>> START Items
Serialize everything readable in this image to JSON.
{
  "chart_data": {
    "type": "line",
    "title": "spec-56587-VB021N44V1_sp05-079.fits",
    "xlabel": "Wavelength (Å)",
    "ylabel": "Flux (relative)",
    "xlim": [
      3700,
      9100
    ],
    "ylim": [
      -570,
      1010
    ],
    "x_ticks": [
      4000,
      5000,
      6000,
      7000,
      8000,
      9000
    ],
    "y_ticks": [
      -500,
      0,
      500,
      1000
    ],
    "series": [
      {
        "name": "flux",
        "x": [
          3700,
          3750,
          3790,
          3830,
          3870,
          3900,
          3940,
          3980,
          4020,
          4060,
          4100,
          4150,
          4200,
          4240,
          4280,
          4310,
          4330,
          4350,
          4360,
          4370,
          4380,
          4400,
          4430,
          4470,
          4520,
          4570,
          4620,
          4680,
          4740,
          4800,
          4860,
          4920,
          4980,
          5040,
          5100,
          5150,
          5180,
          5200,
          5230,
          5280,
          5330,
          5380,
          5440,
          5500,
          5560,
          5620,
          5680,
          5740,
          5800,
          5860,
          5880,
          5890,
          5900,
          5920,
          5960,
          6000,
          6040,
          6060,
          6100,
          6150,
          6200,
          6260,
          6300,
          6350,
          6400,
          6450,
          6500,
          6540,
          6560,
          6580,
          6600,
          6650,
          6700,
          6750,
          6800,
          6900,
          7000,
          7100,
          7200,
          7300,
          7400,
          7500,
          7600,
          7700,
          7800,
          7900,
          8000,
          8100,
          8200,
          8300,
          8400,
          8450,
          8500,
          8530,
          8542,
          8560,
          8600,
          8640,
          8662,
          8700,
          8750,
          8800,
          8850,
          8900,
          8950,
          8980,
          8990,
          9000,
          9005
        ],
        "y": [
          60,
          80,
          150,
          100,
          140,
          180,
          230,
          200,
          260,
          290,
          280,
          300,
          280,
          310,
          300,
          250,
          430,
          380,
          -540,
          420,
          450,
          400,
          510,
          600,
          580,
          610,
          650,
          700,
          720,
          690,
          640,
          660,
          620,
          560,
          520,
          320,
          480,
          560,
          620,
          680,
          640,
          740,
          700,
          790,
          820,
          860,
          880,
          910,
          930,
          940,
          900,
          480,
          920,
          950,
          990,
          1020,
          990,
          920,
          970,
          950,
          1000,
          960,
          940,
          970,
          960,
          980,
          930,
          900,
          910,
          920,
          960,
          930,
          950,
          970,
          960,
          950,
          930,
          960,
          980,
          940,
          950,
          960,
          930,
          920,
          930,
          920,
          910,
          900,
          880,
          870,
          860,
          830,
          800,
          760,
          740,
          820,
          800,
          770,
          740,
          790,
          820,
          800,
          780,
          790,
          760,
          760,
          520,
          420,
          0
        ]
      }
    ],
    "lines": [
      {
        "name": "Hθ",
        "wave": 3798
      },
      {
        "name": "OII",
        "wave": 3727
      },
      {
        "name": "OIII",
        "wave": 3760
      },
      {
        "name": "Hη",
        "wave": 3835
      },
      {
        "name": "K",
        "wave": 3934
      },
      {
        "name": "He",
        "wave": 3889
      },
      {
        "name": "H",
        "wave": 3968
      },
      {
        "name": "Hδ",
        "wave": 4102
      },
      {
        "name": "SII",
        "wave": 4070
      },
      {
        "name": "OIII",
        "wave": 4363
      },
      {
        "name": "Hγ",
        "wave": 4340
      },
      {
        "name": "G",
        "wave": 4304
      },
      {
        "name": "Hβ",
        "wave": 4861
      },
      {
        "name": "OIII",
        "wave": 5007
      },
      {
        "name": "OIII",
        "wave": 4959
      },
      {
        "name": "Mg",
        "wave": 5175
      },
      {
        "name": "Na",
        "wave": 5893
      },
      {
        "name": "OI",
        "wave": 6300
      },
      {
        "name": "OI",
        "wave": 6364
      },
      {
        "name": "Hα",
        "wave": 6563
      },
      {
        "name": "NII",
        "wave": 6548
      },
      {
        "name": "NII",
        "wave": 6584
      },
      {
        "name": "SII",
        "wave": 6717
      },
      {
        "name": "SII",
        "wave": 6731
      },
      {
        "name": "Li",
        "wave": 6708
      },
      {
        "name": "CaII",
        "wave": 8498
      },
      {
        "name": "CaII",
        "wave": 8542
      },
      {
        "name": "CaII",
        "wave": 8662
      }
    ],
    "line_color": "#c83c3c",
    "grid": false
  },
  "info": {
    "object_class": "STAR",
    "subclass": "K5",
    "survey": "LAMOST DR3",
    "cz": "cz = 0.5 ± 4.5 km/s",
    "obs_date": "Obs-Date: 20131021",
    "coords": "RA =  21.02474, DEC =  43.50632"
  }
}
>> END Items
### Problem details
Your task is to extract all of the records exactly.

### Final result
Serialize everything readable in this image to JSON.
{
  "chart_data": {
    "type": "line",
    "title": "spec-56587-VB021N44V1_sp05-079.fits",
    "xlabel": "Wavelength (Å)",
    "ylabel": "Flux (relative)",
    "xlim": [
      3700,
      9100
    ],
    "ylim": [
      -570,
      1010
    ],
    "x_ticks": [
      4000,
      5000,
      6000,
      7000,
      8000,
      9000
    ],
    "y_ticks": [
      -500,
      0,
      500,
      1000
    ],
    "series": [
      {
        "name": "flux",
        "x": [
          3700,
          3750,
          3790,
          3830,
          3870,
          3900,
          3940,
          3980,
          4020,
          4060,
          4100,
          4150,
          4200,
          4240,
          4280,
          4310,
          4330,
          4350,
          4360,
          4370,
          4380,
          4400,
          4430,
          4470,
          4520,
          4570,
          4620,
          4680,
          4740,
          4800,
          4860,
          4920,
          4980,
          5040,
          5100,
          5150,
          5180,
          5200,
          5230,
          5280,
          5330,
          5380,
          5440,
          5500,
          5560,
          5620,
          5680,
          5740,
          5800,
          5860,
          5880,
          5890,
          5900,
          5920,
          5960,
          6000,
          6040,
          6060,
          6100,
          6150,
          6200,
          6260,
          6300,
          6350,
          6400,
          6450,
          6500,
          6540,
          6560,
          6580,
          6600,
          6650,
          6700,
          6750,
          6800,
          6900,
          7000,
          7100,
          7200,
          7300,
          7400,
          7500,
          7600,
          7700,
          7800,
          7900,
          8000,
          8100,
          8200,
          8300,
          8400,
          8450,
          8500,
          8530,
          8542,
          8560,
          8600,
          8640,
          8662,
          8700,
          8750,
          8800,
          8850,
          8900,
          8950,
          8980,
          8990,
          9000,
          9005
        ],
        "y": [
          60,
          80,
          150,
          100,
          140,
          180,
          230,
          200,
          260,
          290,
          280,
          300,
          280,
          310,
          300,
          250,
          430,
          380,
          -540,
          420,
          450,
          400,
          510,
          600,
          580,
          610,
          650,
          700,
          720,
          690,
          640,
          660,
          620,
          560,
          520,
          320,
          480,
          560,
          620,
          680,
          640,
          740,
          700,
          790,
          820,
          860,
          880,
          910,
          930,
          940,
          900,
          480,
          920,
          950,
          990,
          1020,
          990,
          920,
          970,
          950,
          1000,
          960,
          940,
          970,
          960,
          980,
          930,
          900,
          910,
          920,
          960,
          930,
          950,
          970,
          960,
          950,
          930,
          960,
          980,
          940,
          950,
          960,
          930,
          920,
          930,
          920,
          910,
          900,
          880,
          870,
          860,
          830,
          800,
          760,
          740,
          820,
          800,
          770,
          740,
          790,
          820,
          800,
          780,
          790,
          760,
          760,
          520,
          420,
          0
        ]
      }
    ],
    "lines": [
      {
        "name": "Hθ",
        "wave": 3798
      },
      {
        "name": "OII",
        "wave": 3727
      },
      {
        "name": "OIII",
        "wave": 3760
      },
      {
        "name": "Hη",
        "wave": 3835
      },
      {
        "name": "K",
        "wave": 3934
      },
      {
        "name": "He",
        "wave": 3889
      },
      {
        "name": "H",
        "wave": 3968
      },
      {
        "name": "Hδ",
        "wave": 4102
      },
      {
        "name": "SII",
        "wave": 4070
      },
      {
        "name": "OIII",
        "wave": 4363
      },
      {
        "name": "Hγ",
        "wave": 4340
      },
      {
        "name": "G",
        "wave": 4304
      },
      {
        "name": "Hβ",
        "wave": 4861
      },
      {
        "name": "OIII",
        "wave": 5007
      },
      {
        "name": "OIII",
        "wave": 4959
      },
      {
        "name": "Mg",
        "wave": 5175
      },
      {
        "name": "Na",
        "wave": 5893
      },
      {
        "name": "OI",
        "wave": 6300
      },
      {
        "name": "OI",
        "wave": 6364
      },
      {
        "name": "Hα",
        "wave": 6563
      },
      {
        "name": "NII",
        "wave": 6548
      },
      {
        "name": "NII",
        "wave": 6584
      },
      {
        "name": "SII",
        "wave": 6717
      },
      {
        "name": "SII",
        "wave": 6731
      },
      {
        "name": "Li",
        "wave": 6708
      },
      {
        "name": "CaII",
        "wave": 8498
      },
      {
        "name": "CaII",
        "wave": 8542
      },
      {
        "name": "CaII",
        "wave": 8662
      }
    ],
    "line_color": "#c83c3c",
    "grid": false
  },
  "info": {
    "object_class": "STAR",
    "subclass": "K5",
    "survey": "LAMOST DR3",
    "cz": "cz = 0.5 ± 4.5 km/s",
    "obs_date": "Obs-Date: 20131021",
    "coords": "RA =  21.02474, DEC =  43.50632"
  }
}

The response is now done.